— Begin Given information —

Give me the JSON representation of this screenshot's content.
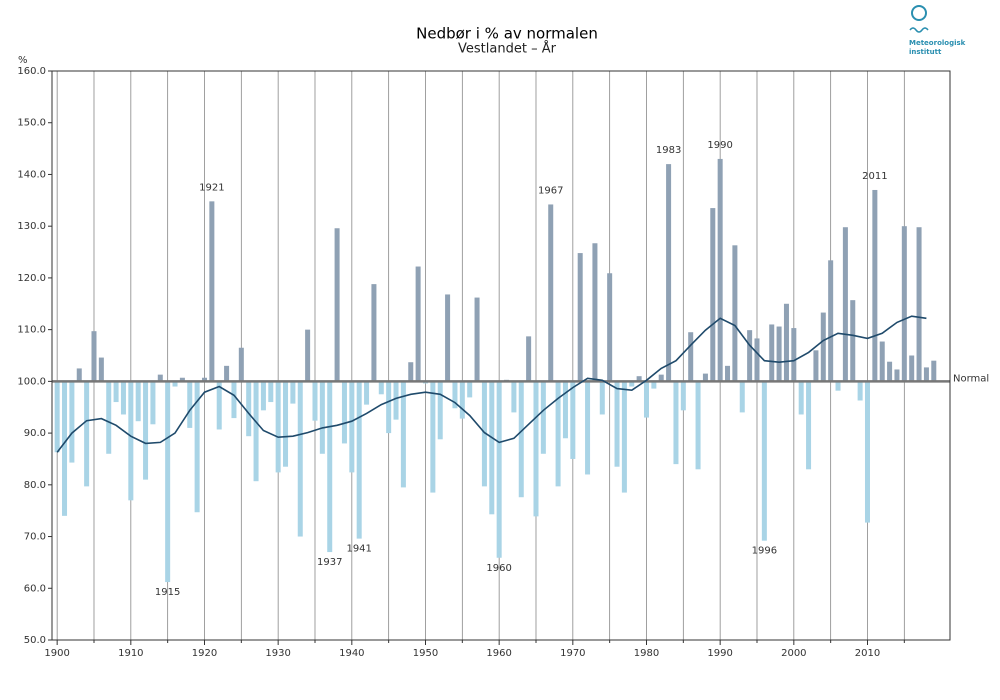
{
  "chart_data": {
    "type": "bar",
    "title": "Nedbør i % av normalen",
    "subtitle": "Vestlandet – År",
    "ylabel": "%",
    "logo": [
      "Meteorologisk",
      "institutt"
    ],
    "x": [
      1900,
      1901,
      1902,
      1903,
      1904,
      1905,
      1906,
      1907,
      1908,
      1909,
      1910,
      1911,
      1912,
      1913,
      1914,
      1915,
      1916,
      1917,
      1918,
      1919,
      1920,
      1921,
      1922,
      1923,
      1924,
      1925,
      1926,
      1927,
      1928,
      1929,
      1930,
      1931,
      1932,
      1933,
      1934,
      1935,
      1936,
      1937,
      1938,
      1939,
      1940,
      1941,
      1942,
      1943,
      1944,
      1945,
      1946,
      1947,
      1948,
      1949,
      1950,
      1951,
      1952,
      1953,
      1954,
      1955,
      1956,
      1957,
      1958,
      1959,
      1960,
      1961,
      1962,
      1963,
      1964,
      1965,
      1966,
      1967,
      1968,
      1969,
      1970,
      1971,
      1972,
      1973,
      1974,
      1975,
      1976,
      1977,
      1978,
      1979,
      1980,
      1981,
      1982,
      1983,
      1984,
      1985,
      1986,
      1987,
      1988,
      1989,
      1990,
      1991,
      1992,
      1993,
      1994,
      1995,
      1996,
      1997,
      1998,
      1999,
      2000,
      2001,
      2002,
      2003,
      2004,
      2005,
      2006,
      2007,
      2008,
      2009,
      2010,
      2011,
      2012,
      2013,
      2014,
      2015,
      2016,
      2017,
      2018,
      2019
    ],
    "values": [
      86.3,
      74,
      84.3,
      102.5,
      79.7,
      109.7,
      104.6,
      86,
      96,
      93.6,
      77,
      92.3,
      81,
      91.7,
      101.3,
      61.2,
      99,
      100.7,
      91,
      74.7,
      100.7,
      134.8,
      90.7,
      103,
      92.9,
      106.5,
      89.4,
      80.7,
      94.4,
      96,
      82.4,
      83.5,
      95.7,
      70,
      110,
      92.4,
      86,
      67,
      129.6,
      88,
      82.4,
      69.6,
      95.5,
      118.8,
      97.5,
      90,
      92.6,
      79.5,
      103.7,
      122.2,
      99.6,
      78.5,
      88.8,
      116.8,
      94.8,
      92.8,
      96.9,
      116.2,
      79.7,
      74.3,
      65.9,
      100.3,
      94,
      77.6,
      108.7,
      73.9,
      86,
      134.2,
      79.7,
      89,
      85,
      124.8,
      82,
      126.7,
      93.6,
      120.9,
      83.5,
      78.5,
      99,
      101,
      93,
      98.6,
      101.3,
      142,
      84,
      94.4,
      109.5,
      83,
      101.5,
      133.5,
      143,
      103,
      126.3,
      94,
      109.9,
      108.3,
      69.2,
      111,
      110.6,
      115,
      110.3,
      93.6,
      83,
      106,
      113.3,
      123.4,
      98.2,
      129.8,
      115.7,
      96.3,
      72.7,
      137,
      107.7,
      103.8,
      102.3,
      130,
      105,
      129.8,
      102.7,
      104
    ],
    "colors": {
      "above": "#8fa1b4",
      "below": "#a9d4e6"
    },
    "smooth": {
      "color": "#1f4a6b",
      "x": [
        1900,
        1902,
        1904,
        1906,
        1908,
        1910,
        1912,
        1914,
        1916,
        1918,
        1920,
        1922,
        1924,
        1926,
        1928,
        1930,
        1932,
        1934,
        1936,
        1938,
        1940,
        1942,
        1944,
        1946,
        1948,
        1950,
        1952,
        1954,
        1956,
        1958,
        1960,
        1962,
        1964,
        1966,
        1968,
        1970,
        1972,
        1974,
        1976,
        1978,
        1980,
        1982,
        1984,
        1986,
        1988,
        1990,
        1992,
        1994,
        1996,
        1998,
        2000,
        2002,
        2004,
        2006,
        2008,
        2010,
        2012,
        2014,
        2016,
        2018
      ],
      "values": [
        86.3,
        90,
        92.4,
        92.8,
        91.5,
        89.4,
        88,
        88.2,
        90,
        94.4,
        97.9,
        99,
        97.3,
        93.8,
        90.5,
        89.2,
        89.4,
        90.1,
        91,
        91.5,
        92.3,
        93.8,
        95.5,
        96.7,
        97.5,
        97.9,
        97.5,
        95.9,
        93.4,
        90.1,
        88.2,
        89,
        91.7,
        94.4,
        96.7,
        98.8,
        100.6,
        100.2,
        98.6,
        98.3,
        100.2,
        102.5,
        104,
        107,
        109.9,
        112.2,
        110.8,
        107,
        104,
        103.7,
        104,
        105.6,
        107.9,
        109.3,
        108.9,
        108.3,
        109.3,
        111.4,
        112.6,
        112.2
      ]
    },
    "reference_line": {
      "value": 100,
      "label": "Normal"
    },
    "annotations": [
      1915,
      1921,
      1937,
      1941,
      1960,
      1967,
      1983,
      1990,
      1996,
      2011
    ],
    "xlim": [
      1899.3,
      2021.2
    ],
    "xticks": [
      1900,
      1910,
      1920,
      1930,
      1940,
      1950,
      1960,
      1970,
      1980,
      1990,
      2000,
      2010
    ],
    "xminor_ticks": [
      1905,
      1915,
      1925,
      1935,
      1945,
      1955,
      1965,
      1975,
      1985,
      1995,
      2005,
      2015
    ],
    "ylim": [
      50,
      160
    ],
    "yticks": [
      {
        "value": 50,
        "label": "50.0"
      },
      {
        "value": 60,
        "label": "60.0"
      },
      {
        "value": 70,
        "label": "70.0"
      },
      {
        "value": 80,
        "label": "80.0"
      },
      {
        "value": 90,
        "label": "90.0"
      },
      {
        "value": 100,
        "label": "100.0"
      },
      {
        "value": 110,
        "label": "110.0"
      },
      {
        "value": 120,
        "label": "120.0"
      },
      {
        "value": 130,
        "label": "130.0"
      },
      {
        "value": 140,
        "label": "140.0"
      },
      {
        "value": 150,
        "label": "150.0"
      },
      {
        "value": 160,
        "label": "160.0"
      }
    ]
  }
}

— End Given information —

§ Short task: Output the data exactly. Pictures don't belong in the result.

§ Response for this exercise:
Give me the JSON representation of this screenshot's content.
{
  "chart_data": {
    "type": "bar",
    "title": "Nedbør i % av normalen",
    "subtitle": "Vestlandet – År",
    "ylabel": "%",
    "logo": [
      "Meteorologisk",
      "institutt"
    ],
    "x": [
      1900,
      1901,
      1902,
      1903,
      1904,
      1905,
      1906,
      1907,
      1908,
      1909,
      1910,
      1911,
      1912,
      1913,
      1914,
      1915,
      1916,
      1917,
      1918,
      1919,
      1920,
      1921,
      1922,
      1923,
      1924,
      1925,
      1926,
      1927,
      1928,
      1929,
      1930,
      1931,
      1932,
      1933,
      1934,
      1935,
      1936,
      1937,
      1938,
      1939,
      1940,
      1941,
      1942,
      1943,
      1944,
      1945,
      1946,
      1947,
      1948,
      1949,
      1950,
      1951,
      1952,
      1953,
      1954,
      1955,
      1956,
      1957,
      1958,
      1959,
      1960,
      1961,
      1962,
      1963,
      1964,
      1965,
      1966,
      1967,
      1968,
      1969,
      1970,
      1971,
      1972,
      1973,
      1974,
      1975,
      1976,
      1977,
      1978,
      1979,
      1980,
      1981,
      1982,
      1983,
      1984,
      1985,
      1986,
      1987,
      1988,
      1989,
      1990,
      1991,
      1992,
      1993,
      1994,
      1995,
      1996,
      1997,
      1998,
      1999,
      2000,
      2001,
      2002,
      2003,
      2004,
      2005,
      2006,
      2007,
      2008,
      2009,
      2010,
      2011,
      2012,
      2013,
      2014,
      2015,
      2016,
      2017,
      2018,
      2019
    ],
    "values": [
      86.3,
      74,
      84.3,
      102.5,
      79.7,
      109.7,
      104.6,
      86,
      96,
      93.6,
      77,
      92.3,
      81,
      91.7,
      101.3,
      61.2,
      99,
      100.7,
      91,
      74.7,
      100.7,
      134.8,
      90.7,
      103,
      92.9,
      106.5,
      89.4,
      80.7,
      94.4,
      96,
      82.4,
      83.5,
      95.7,
      70,
      110,
      92.4,
      86,
      67,
      129.6,
      88,
      82.4,
      69.6,
      95.5,
      118.8,
      97.5,
      90,
      92.6,
      79.5,
      103.7,
      122.2,
      99.6,
      78.5,
      88.8,
      116.8,
      94.8,
      92.8,
      96.9,
      116.2,
      79.7,
      74.3,
      65.9,
      100.3,
      94,
      77.6,
      108.7,
      73.9,
      86,
      134.2,
      79.7,
      89,
      85,
      124.8,
      82,
      126.7,
      93.6,
      120.9,
      83.5,
      78.5,
      99,
      101,
      93,
      98.6,
      101.3,
      142,
      84,
      94.4,
      109.5,
      83,
      101.5,
      133.5,
      143,
      103,
      126.3,
      94,
      109.9,
      108.3,
      69.2,
      111,
      110.6,
      115,
      110.3,
      93.6,
      83,
      106,
      113.3,
      123.4,
      98.2,
      129.8,
      115.7,
      96.3,
      72.7,
      137,
      107.7,
      103.8,
      102.3,
      130,
      105,
      129.8,
      102.7,
      104
    ],
    "colors": {
      "above": "#8fa1b4",
      "below": "#a9d4e6"
    },
    "smooth": {
      "color": "#1f4a6b",
      "x": [
        1900,
        1902,
        1904,
        1906,
        1908,
        1910,
        1912,
        1914,
        1916,
        1918,
        1920,
        1922,
        1924,
        1926,
        1928,
        1930,
        1932,
        1934,
        1936,
        1938,
        1940,
        1942,
        1944,
        1946,
        1948,
        1950,
        1952,
        1954,
        1956,
        1958,
        1960,
        1962,
        1964,
        1966,
        1968,
        1970,
        1972,
        1974,
        1976,
        1978,
        1980,
        1982,
        1984,
        1986,
        1988,
        1990,
        1992,
        1994,
        1996,
        1998,
        2000,
        2002,
        2004,
        2006,
        2008,
        2010,
        2012,
        2014,
        2016,
        2018
      ],
      "values": [
        86.3,
        90,
        92.4,
        92.8,
        91.5,
        89.4,
        88,
        88.2,
        90,
        94.4,
        97.9,
        99,
        97.3,
        93.8,
        90.5,
        89.2,
        89.4,
        90.1,
        91,
        91.5,
        92.3,
        93.8,
        95.5,
        96.7,
        97.5,
        97.9,
        97.5,
        95.9,
        93.4,
        90.1,
        88.2,
        89,
        91.7,
        94.4,
        96.7,
        98.8,
        100.6,
        100.2,
        98.6,
        98.3,
        100.2,
        102.5,
        104,
        107,
        109.9,
        112.2,
        110.8,
        107,
        104,
        103.7,
        104,
        105.6,
        107.9,
        109.3,
        108.9,
        108.3,
        109.3,
        111.4,
        112.6,
        112.2
      ]
    },
    "reference_line": {
      "value": 100,
      "label": "Normal"
    },
    "annotations": [
      1915,
      1921,
      1937,
      1941,
      1960,
      1967,
      1983,
      1990,
      1996,
      2011
    ],
    "xlim": [
      1899.3,
      2021.2
    ],
    "xticks": [
      1900,
      1910,
      1920,
      1930,
      1940,
      1950,
      1960,
      1970,
      1980,
      1990,
      2000,
      2010
    ],
    "xminor_ticks": [
      1905,
      1915,
      1925,
      1935,
      1945,
      1955,
      1965,
      1975,
      1985,
      1995,
      2005,
      2015
    ],
    "ylim": [
      50,
      160
    ],
    "yticks": [
      {
        "value": 50,
        "label": "50.0"
      },
      {
        "value": 60,
        "label": "60.0"
      },
      {
        "value": 70,
        "label": "70.0"
      },
      {
        "value": 80,
        "label": "80.0"
      },
      {
        "value": 90,
        "label": "90.0"
      },
      {
        "value": 100,
        "label": "100.0"
      },
      {
        "value": 110,
        "label": "110.0"
      },
      {
        "value": 120,
        "label": "120.0"
      },
      {
        "value": 130,
        "label": "130.0"
      },
      {
        "value": 140,
        "label": "140.0"
      },
      {
        "value": 150,
        "label": "150.0"
      },
      {
        "value": 160,
        "label": "160.0"
      }
    ]
  }
}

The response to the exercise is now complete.